* Spatial annotation listing
------------------------

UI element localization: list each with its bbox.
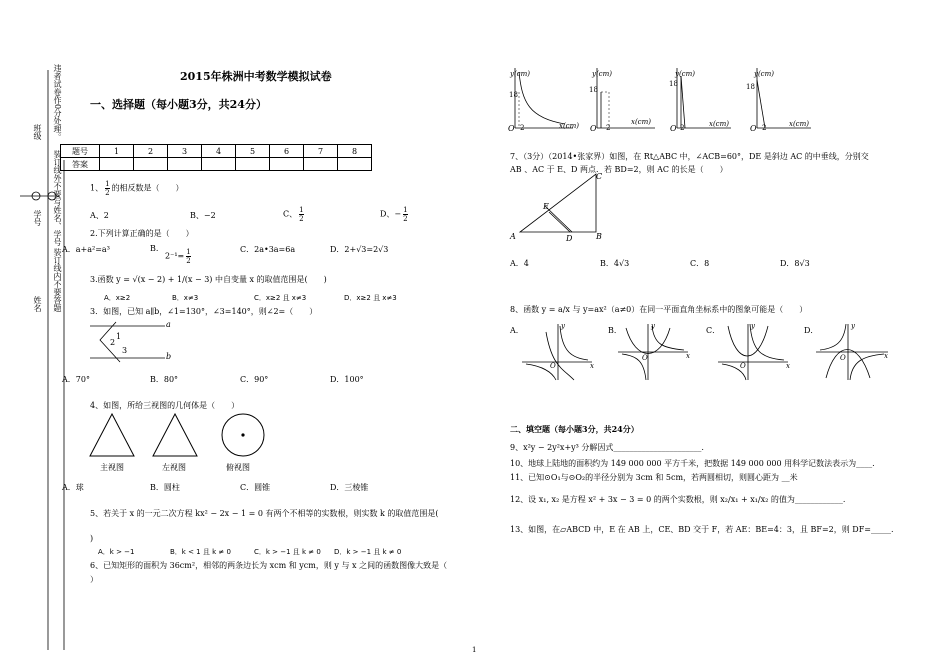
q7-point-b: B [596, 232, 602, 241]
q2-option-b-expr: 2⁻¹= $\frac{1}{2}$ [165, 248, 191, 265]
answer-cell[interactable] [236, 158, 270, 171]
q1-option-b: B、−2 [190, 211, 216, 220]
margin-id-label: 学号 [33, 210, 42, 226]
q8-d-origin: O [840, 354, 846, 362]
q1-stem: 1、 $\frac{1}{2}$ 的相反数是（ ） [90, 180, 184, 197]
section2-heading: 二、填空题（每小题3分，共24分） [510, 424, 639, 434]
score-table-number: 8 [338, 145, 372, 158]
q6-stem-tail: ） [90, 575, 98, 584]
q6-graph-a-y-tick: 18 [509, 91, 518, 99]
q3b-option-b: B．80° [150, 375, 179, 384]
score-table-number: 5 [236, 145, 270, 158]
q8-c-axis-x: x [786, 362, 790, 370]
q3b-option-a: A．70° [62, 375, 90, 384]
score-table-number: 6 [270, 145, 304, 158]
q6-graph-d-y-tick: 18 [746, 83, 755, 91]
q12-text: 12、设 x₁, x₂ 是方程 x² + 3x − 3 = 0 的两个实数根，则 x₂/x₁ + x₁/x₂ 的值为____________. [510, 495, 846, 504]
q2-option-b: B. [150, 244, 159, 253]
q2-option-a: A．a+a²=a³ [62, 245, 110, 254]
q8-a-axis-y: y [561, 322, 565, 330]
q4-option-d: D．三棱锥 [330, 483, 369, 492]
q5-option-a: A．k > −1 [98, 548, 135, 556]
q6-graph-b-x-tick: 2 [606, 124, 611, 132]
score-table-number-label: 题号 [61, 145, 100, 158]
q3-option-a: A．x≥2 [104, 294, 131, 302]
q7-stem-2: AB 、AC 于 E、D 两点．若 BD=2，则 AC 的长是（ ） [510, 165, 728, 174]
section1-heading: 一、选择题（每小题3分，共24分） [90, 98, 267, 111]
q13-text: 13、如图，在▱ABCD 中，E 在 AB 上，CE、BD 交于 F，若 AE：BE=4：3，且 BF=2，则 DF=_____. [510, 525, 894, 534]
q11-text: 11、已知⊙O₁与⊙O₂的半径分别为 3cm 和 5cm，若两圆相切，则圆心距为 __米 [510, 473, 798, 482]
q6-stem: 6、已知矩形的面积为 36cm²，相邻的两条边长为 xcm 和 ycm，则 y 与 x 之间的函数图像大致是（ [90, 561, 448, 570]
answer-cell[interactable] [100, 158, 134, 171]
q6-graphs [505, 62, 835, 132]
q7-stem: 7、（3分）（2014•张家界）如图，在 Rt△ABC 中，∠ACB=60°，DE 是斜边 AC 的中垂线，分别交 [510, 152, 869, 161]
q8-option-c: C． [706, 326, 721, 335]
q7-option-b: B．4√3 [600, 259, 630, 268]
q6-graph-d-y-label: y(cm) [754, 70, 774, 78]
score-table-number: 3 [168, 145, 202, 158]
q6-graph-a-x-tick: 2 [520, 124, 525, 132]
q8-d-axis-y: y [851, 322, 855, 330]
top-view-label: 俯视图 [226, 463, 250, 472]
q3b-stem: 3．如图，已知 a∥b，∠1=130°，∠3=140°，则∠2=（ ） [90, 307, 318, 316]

------------------------

* Exercise requirements
Reproduce the listing above line for line, without changing anything, but omit the picture.

* Exercise answer
UI element localization: list each with its bbox.
q7-point-b: B [596, 232, 602, 241]
q2-option-b-expr: 2⁻¹= $\frac{1}{2}$ [165, 248, 191, 265]
answer-cell[interactable] [236, 158, 270, 171]
q1-option-b: B、−2 [190, 211, 216, 220]
margin-id-label: 学号 [33, 210, 42, 226]
q8-d-origin: O [840, 354, 846, 362]
q1-stem: 1、 $\frac{1}{2}$ 的相反数是（ ） [90, 180, 184, 197]
section2-heading: 二、填空题（每小题3分，共24分） [510, 424, 639, 434]
score-table-number: 8 [338, 145, 372, 158]
q6-stem-tail: ） [90, 575, 98, 584]
q6-graph-a-y-tick: 18 [509, 91, 518, 99]
q3b-option-b: B．80° [150, 375, 179, 384]
score-table-number: 5 [236, 145, 270, 158]
q8-c-axis-x: x [786, 362, 790, 370]
q3b-option-a: A．70° [62, 375, 90, 384]
score-table-number: 6 [270, 145, 304, 158]
q6-graph-d-y-tick: 18 [746, 83, 755, 91]
q12-text: 12、设 x₁, x₂ 是方程 x² + 3x − 3 = 0 的两个实数根，则 x₂/x₁ + x₁/x₂ 的值为____________. [510, 495, 846, 504]
q2-option-b: B. [150, 244, 159, 253]
q2-option-a: A．a+a²=a³ [62, 245, 110, 254]
q8-a-axis-y: y [561, 322, 565, 330]
q4-option-d: D．三棱锥 [330, 483, 369, 492]
q5-option-a: A．k > −1 [98, 548, 135, 556]
q6-graph-b-x-tick: 2 [606, 124, 611, 132]
score-table-number-label: 题号 [61, 145, 100, 158]
q3-option-a: A．x≥2 [104, 294, 131, 302]
q7-stem-2: AB 、AC 于 E、D 两点．若 BD=2，则 AC 的长是（ ） [510, 165, 728, 174]
section1-heading: 一、选择题（每小题3分，共24分） [90, 98, 267, 111]
q13-text: 13、如图，在▱ABCD 中，E 在 AB 上，CE、BD 交于 F，若 AE：BE=4：3，且 BF=2，则 DF=_____. [510, 525, 894, 534]
q11-text: 11、已知⊙O₁与⊙O₂的半径分别为 3cm 和 5cm，若两圆相切，则圆心距为 __米 [510, 473, 798, 482]
q6-stem: 6、已知矩形的面积为 36cm²，相邻的两条边长为 xcm 和 ycm，则 y 与 x 之间的函数图像大致是（ [90, 561, 448, 570]
answer-cell[interactable] [100, 158, 134, 171]
q6-graphs [505, 62, 835, 132]
q7-stem: 7、（3分）（2014•张家界）如图，在 Rt△ABC 中，∠ACB=60°，DE 是斜边 AC 的中垂线，分别交 [510, 152, 869, 161]
q8-option-c: C． [706, 326, 721, 335]
q7-option-b: B．4√3 [600, 259, 630, 268]
q6-graph-d-y-label: y(cm) [754, 70, 774, 78]
score-table-number: 3 [168, 145, 202, 158]
q6-graph-a-x-tick: 2 [520, 124, 525, 132]
q8-d-axis-y: y [851, 322, 855, 330]
top-view-label: 俯视图 [226, 463, 250, 472]
q3b-stem: 3．如图，已知 a∥b，∠1=130°，∠3=140°，则∠2=（ ） [90, 307, 318, 316]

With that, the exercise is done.